Exercise goal:
Read the data and repeat it in full, exactly.

>> Start Given records

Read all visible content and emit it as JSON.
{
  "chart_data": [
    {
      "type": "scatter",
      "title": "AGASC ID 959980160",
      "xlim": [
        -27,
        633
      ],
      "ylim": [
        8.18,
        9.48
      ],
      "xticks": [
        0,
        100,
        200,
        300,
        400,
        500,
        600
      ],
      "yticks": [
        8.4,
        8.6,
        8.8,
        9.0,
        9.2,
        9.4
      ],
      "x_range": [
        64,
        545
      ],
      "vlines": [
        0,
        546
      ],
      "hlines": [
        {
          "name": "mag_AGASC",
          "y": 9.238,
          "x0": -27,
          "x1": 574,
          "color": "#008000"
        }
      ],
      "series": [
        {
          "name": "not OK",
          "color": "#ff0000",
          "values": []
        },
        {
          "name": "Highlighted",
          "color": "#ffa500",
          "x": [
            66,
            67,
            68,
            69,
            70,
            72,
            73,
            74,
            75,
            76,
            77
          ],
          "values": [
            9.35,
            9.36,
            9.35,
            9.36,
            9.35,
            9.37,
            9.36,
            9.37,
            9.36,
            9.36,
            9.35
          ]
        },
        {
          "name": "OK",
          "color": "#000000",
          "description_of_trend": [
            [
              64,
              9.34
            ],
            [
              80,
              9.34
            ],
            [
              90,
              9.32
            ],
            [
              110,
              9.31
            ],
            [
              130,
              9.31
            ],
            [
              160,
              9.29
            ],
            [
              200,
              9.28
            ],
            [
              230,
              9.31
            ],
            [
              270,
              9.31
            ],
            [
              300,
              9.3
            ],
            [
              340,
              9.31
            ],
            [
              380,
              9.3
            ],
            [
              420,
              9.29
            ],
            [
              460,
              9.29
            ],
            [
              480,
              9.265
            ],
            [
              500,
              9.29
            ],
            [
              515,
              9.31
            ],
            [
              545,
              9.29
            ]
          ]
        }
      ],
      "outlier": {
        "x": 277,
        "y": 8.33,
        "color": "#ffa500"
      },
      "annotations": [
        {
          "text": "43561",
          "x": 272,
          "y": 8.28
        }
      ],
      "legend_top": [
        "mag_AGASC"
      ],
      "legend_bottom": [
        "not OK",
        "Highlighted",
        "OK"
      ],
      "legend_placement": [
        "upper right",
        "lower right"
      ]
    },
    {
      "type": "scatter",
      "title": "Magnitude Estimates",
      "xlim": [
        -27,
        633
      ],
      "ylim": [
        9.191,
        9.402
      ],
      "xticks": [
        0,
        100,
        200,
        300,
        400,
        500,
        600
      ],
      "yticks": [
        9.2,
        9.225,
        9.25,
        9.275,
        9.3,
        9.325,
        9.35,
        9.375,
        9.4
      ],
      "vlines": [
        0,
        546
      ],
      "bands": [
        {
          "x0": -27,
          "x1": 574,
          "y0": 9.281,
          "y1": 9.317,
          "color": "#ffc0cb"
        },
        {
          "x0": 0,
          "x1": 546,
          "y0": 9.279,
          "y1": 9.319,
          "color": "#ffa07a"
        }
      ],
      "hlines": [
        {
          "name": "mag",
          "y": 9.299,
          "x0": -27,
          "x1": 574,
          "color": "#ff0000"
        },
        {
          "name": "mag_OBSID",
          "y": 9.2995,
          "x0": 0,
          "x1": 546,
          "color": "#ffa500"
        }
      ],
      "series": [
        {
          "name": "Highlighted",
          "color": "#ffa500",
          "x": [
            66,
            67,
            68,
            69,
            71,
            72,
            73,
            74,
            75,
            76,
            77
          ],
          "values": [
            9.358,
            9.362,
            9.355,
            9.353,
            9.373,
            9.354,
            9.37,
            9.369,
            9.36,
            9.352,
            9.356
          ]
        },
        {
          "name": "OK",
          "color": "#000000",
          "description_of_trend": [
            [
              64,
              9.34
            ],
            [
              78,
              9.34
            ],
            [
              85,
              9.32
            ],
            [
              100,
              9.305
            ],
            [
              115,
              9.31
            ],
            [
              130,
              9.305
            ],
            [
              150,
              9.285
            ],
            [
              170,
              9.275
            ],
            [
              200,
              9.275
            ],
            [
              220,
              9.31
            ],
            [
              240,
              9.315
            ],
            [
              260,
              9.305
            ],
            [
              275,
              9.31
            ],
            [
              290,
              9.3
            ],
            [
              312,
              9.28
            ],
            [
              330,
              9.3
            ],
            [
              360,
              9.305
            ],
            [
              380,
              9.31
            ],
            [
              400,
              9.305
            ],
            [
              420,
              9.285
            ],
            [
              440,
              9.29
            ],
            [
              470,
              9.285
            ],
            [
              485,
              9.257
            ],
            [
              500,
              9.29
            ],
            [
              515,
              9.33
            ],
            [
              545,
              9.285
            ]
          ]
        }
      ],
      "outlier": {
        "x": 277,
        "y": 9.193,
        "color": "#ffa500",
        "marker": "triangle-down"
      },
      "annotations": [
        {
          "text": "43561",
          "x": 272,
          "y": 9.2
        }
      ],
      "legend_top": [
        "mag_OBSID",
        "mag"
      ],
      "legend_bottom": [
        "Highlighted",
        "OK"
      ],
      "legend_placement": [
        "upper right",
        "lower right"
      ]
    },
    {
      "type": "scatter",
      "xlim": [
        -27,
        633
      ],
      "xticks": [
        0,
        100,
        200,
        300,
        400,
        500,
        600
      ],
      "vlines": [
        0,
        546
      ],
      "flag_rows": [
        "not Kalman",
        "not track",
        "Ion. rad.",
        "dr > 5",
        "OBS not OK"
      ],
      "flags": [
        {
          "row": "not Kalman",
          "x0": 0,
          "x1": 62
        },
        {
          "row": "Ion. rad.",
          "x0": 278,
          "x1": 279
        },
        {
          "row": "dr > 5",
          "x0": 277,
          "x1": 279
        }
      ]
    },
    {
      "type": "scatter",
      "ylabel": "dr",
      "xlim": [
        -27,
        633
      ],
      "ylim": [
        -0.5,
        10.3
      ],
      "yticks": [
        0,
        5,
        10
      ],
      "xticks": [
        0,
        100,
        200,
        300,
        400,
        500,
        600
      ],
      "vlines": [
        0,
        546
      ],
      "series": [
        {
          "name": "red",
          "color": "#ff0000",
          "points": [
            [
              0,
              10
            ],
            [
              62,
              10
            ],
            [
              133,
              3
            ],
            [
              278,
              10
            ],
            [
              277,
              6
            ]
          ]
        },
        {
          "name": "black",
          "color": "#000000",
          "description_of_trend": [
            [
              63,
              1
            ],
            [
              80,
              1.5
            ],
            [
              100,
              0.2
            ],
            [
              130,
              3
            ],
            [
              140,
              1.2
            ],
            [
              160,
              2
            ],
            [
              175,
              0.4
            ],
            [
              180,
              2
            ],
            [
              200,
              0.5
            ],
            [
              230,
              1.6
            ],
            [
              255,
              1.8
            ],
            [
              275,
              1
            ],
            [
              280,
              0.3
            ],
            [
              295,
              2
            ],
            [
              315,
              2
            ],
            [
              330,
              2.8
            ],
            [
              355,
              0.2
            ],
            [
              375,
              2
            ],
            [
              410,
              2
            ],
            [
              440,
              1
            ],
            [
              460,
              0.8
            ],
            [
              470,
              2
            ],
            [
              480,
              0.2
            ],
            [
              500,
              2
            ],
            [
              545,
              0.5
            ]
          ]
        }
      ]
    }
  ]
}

>> End Given records

Task response:
Read all visible content and emit it as JSON.
{
  "chart_data": [
    {
      "type": "scatter",
      "title": "AGASC ID 959980160",
      "xlim": [
        -27,
        633
      ],
      "ylim": [
        8.18,
        9.48
      ],
      "xticks": [
        0,
        100,
        200,
        300,
        400,
        500,
        600
      ],
      "yticks": [
        8.4,
        8.6,
        8.8,
        9.0,
        9.2,
        9.4
      ],
      "x_range": [
        64,
        545
      ],
      "vlines": [
        0,
        546
      ],
      "hlines": [
        {
          "name": "mag_AGASC",
          "y": 9.238,
          "x0": -27,
          "x1": 574,
          "color": "#008000"
        }
      ],
      "series": [
        {
          "name": "not OK",
          "color": "#ff0000",
          "values": []
        },
        {
          "name": "Highlighted",
          "color": "#ffa500",
          "x": [
            66,
            67,
            68,
            69,
            70,
            72,
            73,
            74,
            75,
            76,
            77
          ],
          "values": [
            9.35,
            9.36,
            9.35,
            9.36,
            9.35,
            9.37,
            9.36,
            9.37,
            9.36,
            9.36,
            9.35
          ]
        },
        {
          "name": "OK",
          "color": "#000000",
          "description_of_trend": [
            [
              64,
              9.34
            ],
            [
              80,
              9.34
            ],
            [
              90,
              9.32
            ],
            [
              110,
              9.31
            ],
            [
              130,
              9.31
            ],
            [
              160,
              9.29
            ],
            [
              200,
              9.28
            ],
            [
              230,
              9.31
            ],
            [
              270,
              9.31
            ],
            [
              300,
              9.3
            ],
            [
              340,
              9.31
            ],
            [
              380,
              9.3
            ],
            [
              420,
              9.29
            ],
            [
              460,
              9.29
            ],
            [
              480,
              9.265
            ],
            [
              500,
              9.29
            ],
            [
              515,
              9.31
            ],
            [
              545,
              9.29
            ]
          ]
        }
      ],
      "outlier": {
        "x": 277,
        "y": 8.33,
        "color": "#ffa500"
      },
      "annotations": [
        {
          "text": "43561",
          "x": 272,
          "y": 8.28
        }
      ],
      "legend_top": [
        "mag_AGASC"
      ],
      "legend_bottom": [
        "not OK",
        "Highlighted",
        "OK"
      ],
      "legend_placement": [
        "upper right",
        "lower right"
      ]
    },
    {
      "type": "scatter",
      "title": "Magnitude Estimates",
      "xlim": [
        -27,
        633
      ],
      "ylim": [
        9.191,
        9.402
      ],
      "xticks": [
        0,
        100,
        200,
        300,
        400,
        500,
        600
      ],
      "yticks": [
        9.2,
        9.225,
        9.25,
        9.275,
        9.3,
        9.325,
        9.35,
        9.375,
        9.4
      ],
      "vlines": [
        0,
        546
      ],
      "bands": [
        {
          "x0": -27,
          "x1": 574,
          "y0": 9.281,
          "y1": 9.317,
          "color": "#ffc0cb"
        },
        {
          "x0": 0,
          "x1": 546,
          "y0": 9.279,
          "y1": 9.319,
          "color": "#ffa07a"
        }
      ],
      "hlines": [
        {
          "name": "mag",
          "y": 9.299,
          "x0": -27,
          "x1": 574,
          "color": "#ff0000"
        },
        {
          "name": "mag_OBSID",
          "y": 9.2995,
          "x0": 0,
          "x1": 546,
          "color": "#ffa500"
        }
      ],
      "series": [
        {
          "name": "Highlighted",
          "color": "#ffa500",
          "x": [
            66,
            67,
            68,
            69,
            71,
            72,
            73,
            74,
            75,
            76,
            77
          ],
          "values": [
            9.358,
            9.362,
            9.355,
            9.353,
            9.373,
            9.354,
            9.37,
            9.369,
            9.36,
            9.352,
            9.356
          ]
        },
        {
          "name": "OK",
          "color": "#000000",
          "description_of_trend": [
            [
              64,
              9.34
            ],
            [
              78,
              9.34
            ],
            [
              85,
              9.32
            ],
            [
              100,
              9.305
            ],
            [
              115,
              9.31
            ],
            [
              130,
              9.305
            ],
            [
              150,
              9.285
            ],
            [
              170,
              9.275
            ],
            [
              200,
              9.275
            ],
            [
              220,
              9.31
            ],
            [
              240,
              9.315
            ],
            [
              260,
              9.305
            ],
            [
              275,
              9.31
            ],
            [
              290,
              9.3
            ],
            [
              312,
              9.28
            ],
            [
              330,
              9.3
            ],
            [
              360,
              9.305
            ],
            [
              380,
              9.31
            ],
            [
              400,
              9.305
            ],
            [
              420,
              9.285
            ],
            [
              440,
              9.29
            ],
            [
              470,
              9.285
            ],
            [
              485,
              9.257
            ],
            [
              500,
              9.29
            ],
            [
              515,
              9.33
            ],
            [
              545,
              9.285
            ]
          ]
        }
      ],
      "outlier": {
        "x": 277,
        "y": 9.193,
        "color": "#ffa500",
        "marker": "triangle-down"
      },
      "annotations": [
        {
          "text": "43561",
          "x": 272,
          "y": 9.2
        }
      ],
      "legend_top": [
        "mag_OBSID",
        "mag"
      ],
      "legend_bottom": [
        "Highlighted",
        "OK"
      ],
      "legend_placement": [
        "upper right",
        "lower right"
      ]
    },
    {
      "type": "scatter",
      "xlim": [
        -27,
        633
      ],
      "xticks": [
        0,
        100,
        200,
        300,
        400,
        500,
        600
      ],
      "vlines": [
        0,
        546
      ],
      "flag_rows": [
        "not Kalman",
        "not track",
        "Ion. rad.",
        "dr > 5",
        "OBS not OK"
      ],
      "flags": [
        {
          "row": "not Kalman",
          "x0": 0,
          "x1": 62
        },
        {
          "row": "Ion. rad.",
          "x0": 278,
          "x1": 279
        },
        {
          "row": "dr > 5",
          "x0": 277,
          "x1": 279
        }
      ]
    },
    {
      "type": "scatter",
      "ylabel": "dr",
      "xlim": [
        -27,
        633
      ],
      "ylim": [
        -0.5,
        10.3
      ],
      "yticks": [
        0,
        5,
        10
      ],
      "xticks": [
        0,
        100,
        200,
        300,
        400,
        500,
        600
      ],
      "vlines": [
        0,
        546
      ],
      "series": [
        {
          "name": "red",
          "color": "#ff0000",
          "points": [
            [
              0,
              10
            ],
            [
              62,
              10
            ],
            [
              133,
              3
            ],
            [
              278,
              10
            ],
            [
              277,
              6
            ]
          ]
        },
        {
          "name": "black",
          "color": "#000000",
          "description_of_trend": [
            [
              63,
              1
            ],
            [
              80,
              1.5
            ],
            [
              100,
              0.2
            ],
            [
              130,
              3
            ],
            [
              140,
              1.2
            ],
            [
              160,
              2
            ],
            [
              175,
              0.4
            ],
            [
              180,
              2
            ],
            [
              200,
              0.5
            ],
            [
              230,
              1.6
            ],
            [
              255,
              1.8
            ],
            [
              275,
              1
            ],
            [
              280,
              0.3
            ],
            [
              295,
              2
            ],
            [
              315,
              2
            ],
            [
              330,
              2.8
            ],
            [
              355,
              0.2
            ],
            [
              375,
              2
            ],
            [
              410,
              2
            ],
            [
              440,
              1
            ],
            [
              460,
              0.8
            ],
            [
              470,
              2
            ],
            [
              480,
              0.2
            ],
            [
              500,
              2
            ],
            [
              545,
              0.5
            ]
          ]
        }
      ]
    }
  ]
}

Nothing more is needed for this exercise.